If an abusive partner is controlling your finances, your whereabouts and who you socialize with, they're likely going to control your reproductive choices, too. And S.B. 8 just made it a lot easier for them to do that.
Warning: The following story contains descriptions of domestic abuse.
Seven days after Pushpa gave birth to her son, her husband became angry. Angrier than usual. He snatched their newborn out of her arms and began hitting her. One arm holding the baby and one fist aimed at her.
Lying in a hospital bed later that day, Pushpa realized just how much she had endured over the last year. Her husband had moved them to Texas to live with his family ― forcing her to quit her job and leave her friends. Not only was her husband physically and verbally abusive, but her in-laws were also verbally abusive. Throughout Pushpa’s first trimester, her husband and her in-laws confined her to her bedroom. Later in her pregnancy, they allowed her to access other parts of the house like the kitchen. She was riddled with anxiety throughout the pregnancy, causing her blood pressure to fluctuate and forcing her to have an emergency cesarean section.
“The whole nine months of my pregnancy, I never got to eat outside. I never got to go for a walk. I wasn’t even allowed to make food for myself in the beginning,” Pushpa, an immigrant from India in her mid-30s, told HuffPost. (HuffPost is using a pseudonym to protect Pushpa’s identity.)

____

■ WHAT TO DO
A: In the page text, how many days after Pushpa gave birth did her husband snatch the baby and begin hitting her?
B: Copy the passage of the page text between "Lying in a hospital" and "emergency cesarean section.", inclusive.

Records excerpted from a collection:
____

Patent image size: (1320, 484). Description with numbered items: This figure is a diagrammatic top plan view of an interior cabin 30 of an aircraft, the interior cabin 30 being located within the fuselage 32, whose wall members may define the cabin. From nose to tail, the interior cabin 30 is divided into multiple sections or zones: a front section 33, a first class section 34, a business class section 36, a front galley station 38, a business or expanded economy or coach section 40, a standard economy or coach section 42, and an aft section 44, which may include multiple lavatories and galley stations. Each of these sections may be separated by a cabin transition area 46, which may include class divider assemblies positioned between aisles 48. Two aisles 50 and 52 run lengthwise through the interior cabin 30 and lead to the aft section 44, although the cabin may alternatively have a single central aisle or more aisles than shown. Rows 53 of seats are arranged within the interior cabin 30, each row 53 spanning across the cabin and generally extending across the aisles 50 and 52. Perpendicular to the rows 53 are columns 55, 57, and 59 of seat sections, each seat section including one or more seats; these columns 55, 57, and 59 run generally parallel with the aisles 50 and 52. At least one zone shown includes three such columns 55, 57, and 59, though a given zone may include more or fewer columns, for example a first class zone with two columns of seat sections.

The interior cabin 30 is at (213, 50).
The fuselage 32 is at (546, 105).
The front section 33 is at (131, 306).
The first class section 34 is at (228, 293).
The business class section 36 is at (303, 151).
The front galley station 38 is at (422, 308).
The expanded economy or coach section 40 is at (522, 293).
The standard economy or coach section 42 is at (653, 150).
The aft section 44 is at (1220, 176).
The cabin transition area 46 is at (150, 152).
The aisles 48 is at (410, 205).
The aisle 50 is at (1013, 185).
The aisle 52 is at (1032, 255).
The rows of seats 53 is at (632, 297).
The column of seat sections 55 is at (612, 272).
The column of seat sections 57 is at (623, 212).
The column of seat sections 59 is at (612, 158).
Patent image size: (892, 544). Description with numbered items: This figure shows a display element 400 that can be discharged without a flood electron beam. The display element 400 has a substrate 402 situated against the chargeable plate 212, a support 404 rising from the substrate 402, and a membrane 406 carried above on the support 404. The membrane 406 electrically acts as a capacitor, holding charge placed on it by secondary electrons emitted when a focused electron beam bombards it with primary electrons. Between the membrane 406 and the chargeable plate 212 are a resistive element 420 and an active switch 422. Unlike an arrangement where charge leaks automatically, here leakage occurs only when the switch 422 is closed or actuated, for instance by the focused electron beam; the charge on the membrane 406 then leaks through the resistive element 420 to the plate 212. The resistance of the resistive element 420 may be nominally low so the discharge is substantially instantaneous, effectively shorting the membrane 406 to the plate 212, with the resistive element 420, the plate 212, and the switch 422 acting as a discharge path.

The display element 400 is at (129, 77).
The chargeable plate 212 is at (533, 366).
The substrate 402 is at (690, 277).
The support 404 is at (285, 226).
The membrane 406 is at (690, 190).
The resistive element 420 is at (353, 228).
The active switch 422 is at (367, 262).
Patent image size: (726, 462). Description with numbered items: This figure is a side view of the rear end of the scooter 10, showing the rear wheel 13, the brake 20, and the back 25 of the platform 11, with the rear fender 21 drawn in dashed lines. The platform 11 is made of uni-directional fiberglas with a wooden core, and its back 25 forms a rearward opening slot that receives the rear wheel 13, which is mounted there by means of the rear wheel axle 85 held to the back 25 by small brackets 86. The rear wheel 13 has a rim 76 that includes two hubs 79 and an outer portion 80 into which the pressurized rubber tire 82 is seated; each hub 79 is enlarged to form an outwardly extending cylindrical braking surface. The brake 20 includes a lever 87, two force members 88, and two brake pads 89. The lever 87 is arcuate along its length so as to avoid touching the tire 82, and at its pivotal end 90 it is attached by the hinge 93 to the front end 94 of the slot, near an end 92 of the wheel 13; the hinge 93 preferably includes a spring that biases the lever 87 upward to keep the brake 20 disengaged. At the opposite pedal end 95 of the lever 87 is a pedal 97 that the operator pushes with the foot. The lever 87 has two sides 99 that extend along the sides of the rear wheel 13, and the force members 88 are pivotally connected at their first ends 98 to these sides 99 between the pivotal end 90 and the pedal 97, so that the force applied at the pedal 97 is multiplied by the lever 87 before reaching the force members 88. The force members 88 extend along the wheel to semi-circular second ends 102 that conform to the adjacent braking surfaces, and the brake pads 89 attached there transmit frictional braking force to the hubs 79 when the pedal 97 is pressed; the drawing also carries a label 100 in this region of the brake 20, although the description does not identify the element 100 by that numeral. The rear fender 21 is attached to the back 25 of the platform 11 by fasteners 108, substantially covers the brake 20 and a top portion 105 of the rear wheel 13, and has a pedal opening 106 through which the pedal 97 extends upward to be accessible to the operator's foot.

____

■ TASK-BY-TASK SOLUTIONS
A: Seven days.

B:
Lying in a hospital bed later that day, Pushpa realized just how much she had endured over the last year. Her husband had moved them to Texas to live with his family ― forcing her to quit her job and leave her friends. Not only was her husband physically and verbally abusive, but her in-laws were also verbally abusive. Throughout Pushpa’s first trimester, her husband and her in-laws confined her to her bedroom. Later in her pregnancy, they allowed her to access other parts of the house like the kitchen. She was riddled with anxiety throughout the pregnancy, causing her blood pressure to fluctuate and forcing her to have an emergency cesarean section.